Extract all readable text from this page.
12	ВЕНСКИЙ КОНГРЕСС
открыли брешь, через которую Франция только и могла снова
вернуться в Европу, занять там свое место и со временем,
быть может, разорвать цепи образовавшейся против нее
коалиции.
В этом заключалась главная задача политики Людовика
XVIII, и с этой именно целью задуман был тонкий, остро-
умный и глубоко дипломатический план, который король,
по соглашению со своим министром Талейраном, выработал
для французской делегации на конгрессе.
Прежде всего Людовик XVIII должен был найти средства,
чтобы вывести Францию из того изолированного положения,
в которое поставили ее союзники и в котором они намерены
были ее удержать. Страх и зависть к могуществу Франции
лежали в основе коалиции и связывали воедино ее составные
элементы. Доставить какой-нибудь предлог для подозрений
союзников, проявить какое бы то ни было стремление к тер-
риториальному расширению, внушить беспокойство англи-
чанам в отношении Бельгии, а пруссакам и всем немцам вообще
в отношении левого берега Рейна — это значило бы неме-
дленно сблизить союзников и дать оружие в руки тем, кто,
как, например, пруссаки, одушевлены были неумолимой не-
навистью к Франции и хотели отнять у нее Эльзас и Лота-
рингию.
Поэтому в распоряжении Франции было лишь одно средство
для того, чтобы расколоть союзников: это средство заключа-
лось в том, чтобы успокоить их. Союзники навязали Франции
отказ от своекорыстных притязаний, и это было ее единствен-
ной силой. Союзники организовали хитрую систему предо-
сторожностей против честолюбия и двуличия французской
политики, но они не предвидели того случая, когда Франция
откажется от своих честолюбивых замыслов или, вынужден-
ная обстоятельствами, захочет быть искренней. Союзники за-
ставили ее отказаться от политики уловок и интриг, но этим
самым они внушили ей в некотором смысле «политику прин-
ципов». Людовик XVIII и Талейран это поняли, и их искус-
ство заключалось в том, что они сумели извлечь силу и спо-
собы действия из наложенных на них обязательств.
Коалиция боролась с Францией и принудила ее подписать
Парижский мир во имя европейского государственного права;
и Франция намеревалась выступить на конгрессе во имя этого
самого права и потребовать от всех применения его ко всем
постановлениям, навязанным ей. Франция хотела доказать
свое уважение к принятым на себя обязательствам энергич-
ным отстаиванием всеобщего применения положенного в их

----

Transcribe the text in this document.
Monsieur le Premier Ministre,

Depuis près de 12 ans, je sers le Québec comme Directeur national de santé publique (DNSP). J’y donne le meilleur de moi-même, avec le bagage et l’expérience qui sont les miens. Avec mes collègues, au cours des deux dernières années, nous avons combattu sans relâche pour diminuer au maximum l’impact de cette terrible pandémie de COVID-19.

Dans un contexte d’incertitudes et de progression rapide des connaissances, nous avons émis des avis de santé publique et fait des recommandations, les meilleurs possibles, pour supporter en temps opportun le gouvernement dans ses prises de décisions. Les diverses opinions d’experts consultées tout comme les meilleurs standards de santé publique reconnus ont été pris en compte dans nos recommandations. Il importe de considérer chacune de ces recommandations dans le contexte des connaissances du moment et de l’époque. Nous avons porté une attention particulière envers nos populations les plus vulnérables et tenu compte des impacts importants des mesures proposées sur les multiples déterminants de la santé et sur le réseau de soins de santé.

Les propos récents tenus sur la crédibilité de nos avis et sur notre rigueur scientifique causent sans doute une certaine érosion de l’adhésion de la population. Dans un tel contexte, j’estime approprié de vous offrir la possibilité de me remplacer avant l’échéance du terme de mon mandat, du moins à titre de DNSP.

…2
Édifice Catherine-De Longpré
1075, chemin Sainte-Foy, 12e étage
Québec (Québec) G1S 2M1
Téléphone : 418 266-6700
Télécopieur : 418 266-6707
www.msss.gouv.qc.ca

----

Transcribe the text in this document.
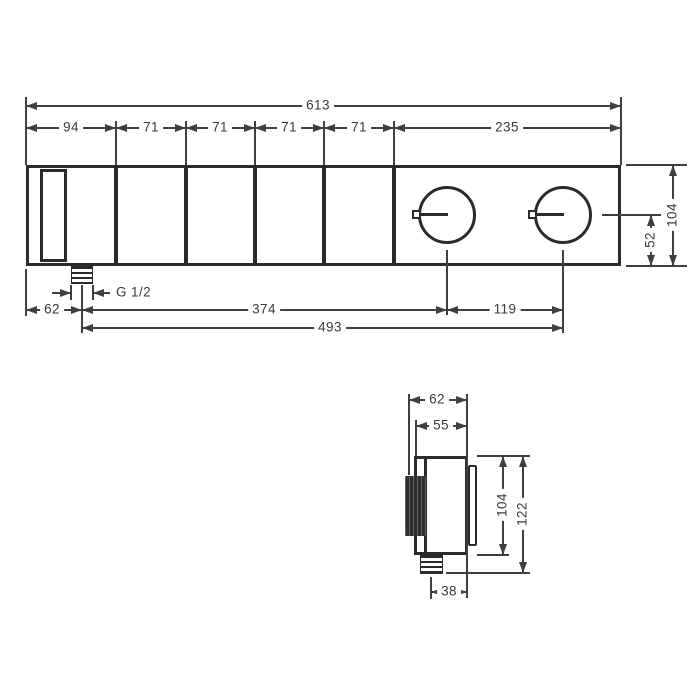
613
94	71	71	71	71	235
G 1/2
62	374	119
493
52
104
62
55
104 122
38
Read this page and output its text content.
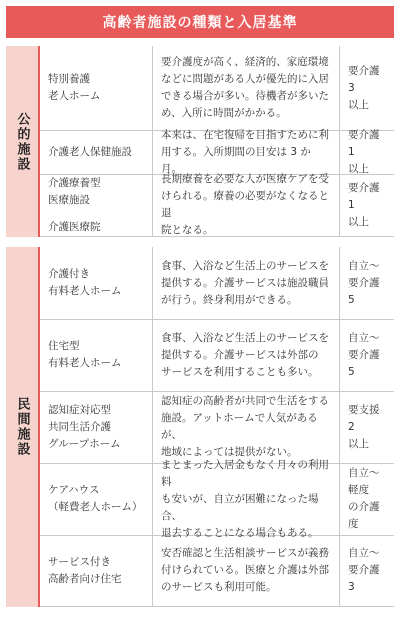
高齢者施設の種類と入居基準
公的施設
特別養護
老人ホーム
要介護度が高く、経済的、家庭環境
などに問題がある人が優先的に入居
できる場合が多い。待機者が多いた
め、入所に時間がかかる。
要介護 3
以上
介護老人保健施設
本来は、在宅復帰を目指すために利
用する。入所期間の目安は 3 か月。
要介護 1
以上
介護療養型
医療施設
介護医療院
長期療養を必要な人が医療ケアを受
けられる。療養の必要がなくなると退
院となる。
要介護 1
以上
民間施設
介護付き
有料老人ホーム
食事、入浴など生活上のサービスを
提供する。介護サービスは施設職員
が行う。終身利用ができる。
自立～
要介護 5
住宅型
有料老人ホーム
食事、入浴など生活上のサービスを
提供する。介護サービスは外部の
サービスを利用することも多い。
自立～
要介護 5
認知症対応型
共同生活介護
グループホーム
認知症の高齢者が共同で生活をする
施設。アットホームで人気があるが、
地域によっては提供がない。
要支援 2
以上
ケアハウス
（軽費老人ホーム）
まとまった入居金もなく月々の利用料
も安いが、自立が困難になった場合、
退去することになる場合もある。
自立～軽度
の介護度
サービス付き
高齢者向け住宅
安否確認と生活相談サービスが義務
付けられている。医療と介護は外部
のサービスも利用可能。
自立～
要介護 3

----

# What you have to do
List each line of the records that holds the string "Québec".

# Exercise answer
Depuis près de 12 ans, je sers le Québec comme Directeur national de santé publique (DNSP). J’y donne le meilleur de moi-même, avec le bagage et l’expérience qui sont les miens. Avec mes collègues, au cours des deux dernières années, nous avons combattu sans relâche pour diminuer au maximum l’impact de cette terrible pandémie de COVID-19.
Québec (Québec) G1S 2M1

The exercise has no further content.